--- Instructions for the task ---
Will you quote only the lines starting at the one that contains "Give me the" and ending with the last line of the listing below, inclusive?

--- Dataset ---
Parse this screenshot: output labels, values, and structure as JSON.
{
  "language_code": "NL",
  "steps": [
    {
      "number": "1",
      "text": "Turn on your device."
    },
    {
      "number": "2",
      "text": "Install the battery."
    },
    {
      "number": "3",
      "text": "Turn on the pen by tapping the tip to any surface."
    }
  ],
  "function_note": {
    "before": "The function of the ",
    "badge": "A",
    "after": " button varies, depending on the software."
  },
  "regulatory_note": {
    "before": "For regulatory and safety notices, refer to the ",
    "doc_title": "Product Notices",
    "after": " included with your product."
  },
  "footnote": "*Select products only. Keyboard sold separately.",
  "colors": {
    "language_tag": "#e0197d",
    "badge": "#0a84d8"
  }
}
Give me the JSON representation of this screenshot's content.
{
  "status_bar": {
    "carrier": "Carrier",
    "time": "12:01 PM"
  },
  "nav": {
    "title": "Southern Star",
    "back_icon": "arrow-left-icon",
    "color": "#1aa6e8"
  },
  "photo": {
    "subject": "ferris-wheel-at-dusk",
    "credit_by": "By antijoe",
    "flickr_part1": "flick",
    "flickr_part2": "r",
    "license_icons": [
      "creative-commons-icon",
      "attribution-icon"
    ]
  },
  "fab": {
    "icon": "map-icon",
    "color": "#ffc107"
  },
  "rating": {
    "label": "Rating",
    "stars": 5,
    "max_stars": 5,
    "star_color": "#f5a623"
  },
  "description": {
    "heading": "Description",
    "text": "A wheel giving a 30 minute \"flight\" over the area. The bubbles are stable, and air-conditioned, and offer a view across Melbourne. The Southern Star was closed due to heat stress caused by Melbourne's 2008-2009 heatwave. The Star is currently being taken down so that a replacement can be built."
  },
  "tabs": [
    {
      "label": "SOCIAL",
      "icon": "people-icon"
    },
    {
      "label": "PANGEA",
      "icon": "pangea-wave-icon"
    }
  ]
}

--- The answer ---
Give me the JSON representation of this screenshot's content.
{
  "status_bar": {
    "carrier": "Carrier",
    "time": "12:01 PM"
  },
  "nav": {
    "title": "Southern Star",
    "back_icon": "arrow-left-icon",
    "color": "#1aa6e8"
  },
  "photo": {
    "subject": "ferris-wheel-at-dusk",
    "credit_by": "By antijoe",
    "flickr_part1": "flick",
    "flickr_part2": "r",
    "license_icons": [
      "creative-commons-icon",
      "attribution-icon"
    ]
  },
  "fab": {
    "icon": "map-icon",
    "color": "#ffc107"
  },
  "rating": {
    "label": "Rating",
    "stars": 5,
    "max_stars": 5,
    "star_color": "#f5a623"
  },
  "description": {
    "heading": "Description",
    "text": "A wheel giving a 30 minute \"flight\" over the area. The bubbles are stable, and air-conditioned, and offer a view across Melbourne. The Southern Star was closed due to heat stress caused by Melbourne's 2008-2009 heatwave. The Star is currently being taken down so that a replacement can be built."
  },
  "tabs": [
    {
      "label": "SOCIAL",
      "icon": "people-icon"
    },
    {
      "label": "PANGEA",
      "icon": "pangea-wave-icon"
    }
  ]
}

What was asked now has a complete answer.